PROBLEM REQUIREMENTS:
Repeat the records in full and exactly, omitting pictures.
--------
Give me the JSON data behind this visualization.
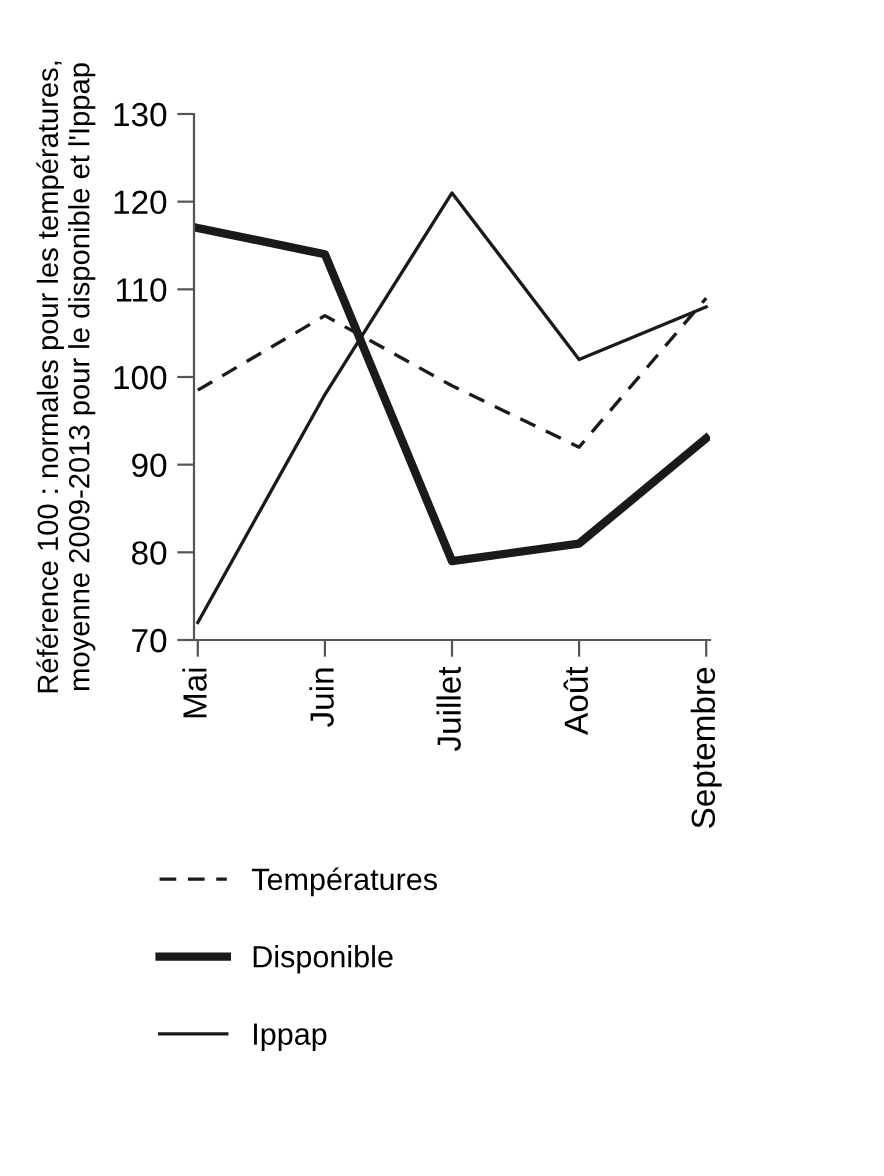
{
  "chart_data": {
    "type": "line",
    "ylabel": "Référence 100 : normales pour les températures,\nmoyenne 2009-2013 pour le disponible et l'Ippap",
    "categories": [
      "Mai",
      "Juin",
      "Juillet",
      "Août",
      "Septembre"
    ],
    "series": [
      {
        "name": "Températures",
        "color": "#1a1a1a",
        "line_style": "dashed",
        "values": [
          98.5,
          107,
          99,
          92,
          109
        ]
      },
      {
        "name": "Disponible",
        "color": "#1a1a1a",
        "line_style": "solid",
        "values": [
          117,
          114,
          79,
          81,
          93
        ]
      },
      {
        "name": "Ippap",
        "color": "#1a1a1a",
        "line_style": "solid",
        "values": [
          72,
          98,
          121,
          102,
          108
        ]
      }
    ],
    "ylim": [
      70,
      130
    ],
    "yticks": [
      70,
      80,
      90,
      100,
      110,
      120,
      130
    ],
    "grid": false,
    "legend": "bottom",
    "marker": "none"
  }
}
--------
RESPONSE FOR THIS EXERCISE:
Give me the JSON data behind this visualization.
{
  "chart_data": {
    "type": "line",
    "ylabel": "Référence 100 : normales pour les températures,\nmoyenne 2009-2013 pour le disponible et l'Ippap",
    "categories": [
      "Mai",
      "Juin",
      "Juillet",
      "Août",
      "Septembre"
    ],
    "series": [
      {
        "name": "Températures",
        "color": "#1a1a1a",
        "line_style": "dashed",
        "values": [
          98.5,
          107,
          99,
          92,
          109
        ]
      },
      {
        "name": "Disponible",
        "color": "#1a1a1a",
        "line_style": "solid",
        "values": [
          117,
          114,
          79,
          81,
          93
        ]
      },
      {
        "name": "Ippap",
        "color": "#1a1a1a",
        "line_style": "solid",
        "values": [
          72,
          98,
          121,
          102,
          108
        ]
      }
    ],
    "ylim": [
      70,
      130
    ],
    "yticks": [
      70,
      80,
      90,
      100,
      110,
      120,
      130
    ],
    "grid": false,
    "legend": "bottom",
    "marker": "none"
  }
}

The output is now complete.